* [DIRECTIONS]
Output every record word for word.

# start of MATERIAL TO PROCESS

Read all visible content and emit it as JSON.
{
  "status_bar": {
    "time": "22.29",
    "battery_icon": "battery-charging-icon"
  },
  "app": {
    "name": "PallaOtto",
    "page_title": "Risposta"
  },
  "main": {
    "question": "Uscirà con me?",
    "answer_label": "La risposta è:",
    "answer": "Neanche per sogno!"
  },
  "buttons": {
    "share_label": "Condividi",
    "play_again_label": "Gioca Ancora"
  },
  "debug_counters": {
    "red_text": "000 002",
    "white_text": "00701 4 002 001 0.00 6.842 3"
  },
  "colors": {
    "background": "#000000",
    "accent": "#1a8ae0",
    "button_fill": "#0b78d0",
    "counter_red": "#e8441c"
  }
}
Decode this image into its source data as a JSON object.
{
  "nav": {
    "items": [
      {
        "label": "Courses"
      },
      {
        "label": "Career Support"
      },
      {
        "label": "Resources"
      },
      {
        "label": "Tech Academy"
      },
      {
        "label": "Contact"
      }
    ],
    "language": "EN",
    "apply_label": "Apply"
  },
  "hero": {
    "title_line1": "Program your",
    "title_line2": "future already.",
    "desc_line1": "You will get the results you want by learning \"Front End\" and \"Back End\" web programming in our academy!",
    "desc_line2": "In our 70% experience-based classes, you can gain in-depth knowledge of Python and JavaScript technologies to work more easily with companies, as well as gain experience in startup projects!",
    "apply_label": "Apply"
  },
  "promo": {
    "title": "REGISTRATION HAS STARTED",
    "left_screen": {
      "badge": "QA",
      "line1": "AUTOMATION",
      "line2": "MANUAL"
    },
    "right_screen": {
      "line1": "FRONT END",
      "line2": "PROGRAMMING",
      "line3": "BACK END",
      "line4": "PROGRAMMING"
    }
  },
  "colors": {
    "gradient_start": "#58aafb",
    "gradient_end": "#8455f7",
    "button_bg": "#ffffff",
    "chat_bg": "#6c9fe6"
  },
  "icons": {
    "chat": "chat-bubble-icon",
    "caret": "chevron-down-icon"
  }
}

# end of MATERIAL TO PROCESS

* [SOLVED EXERCISE]
Read all visible content and emit it as JSON.
{
  "status_bar": {
    "time": "22.29",
    "battery_icon": "battery-charging-icon"
  },
  "app": {
    "name": "PallaOtto",
    "page_title": "Risposta"
  },
  "main": {
    "question": "Uscirà con me?",
    "answer_label": "La risposta è:",
    "answer": "Neanche per sogno!"
  },
  "buttons": {
    "share_label": "Condividi",
    "play_again_label": "Gioca Ancora"
  },
  "debug_counters": {
    "red_text": "000 002",
    "white_text": "00701 4 002 001 0.00 6.842 3"
  },
  "colors": {
    "background": "#000000",
    "accent": "#1a8ae0",
    "button_fill": "#0b78d0",
    "counter_red": "#e8441c"
  }
}
Decode this image into its source data as a JSON object.
{
  "nav": {
    "items": [
      {
        "label": "Courses"
      },
      {
        "label": "Career Support"
      },
      {
        "label": "Resources"
      },
      {
        "label": "Tech Academy"
      },
      {
        "label": "Contact"
      }
    ],
    "language": "EN",
    "apply_label": "Apply"
  },
  "hero": {
    "title_line1": "Program your",
    "title_line2": "future already.",
    "desc_line1": "You will get the results you want by learning \"Front End\" and \"Back End\" web programming in our academy!",
    "desc_line2": "In our 70% experience-based classes, you can gain in-depth knowledge of Python and JavaScript technologies to work more easily with companies, as well as gain experience in startup projects!",
    "apply_label": "Apply"
  },
  "promo": {
    "title": "REGISTRATION HAS STARTED",
    "left_screen": {
      "badge": "QA",
      "line1": "AUTOMATION",
      "line2": "MANUAL"
    },
    "right_screen": {
      "line1": "FRONT END",
      "line2": "PROGRAMMING",
      "line3": "BACK END",
      "line4": "PROGRAMMING"
    }
  },
  "colors": {
    "gradient_start": "#58aafb",
    "gradient_end": "#8455f7",
    "button_bg": "#ffffff",
    "chat_bg": "#6c9fe6"
  },
  "icons": {
    "chat": "chat-bubble-icon",
    "caret": "chevron-down-icon"
  }
}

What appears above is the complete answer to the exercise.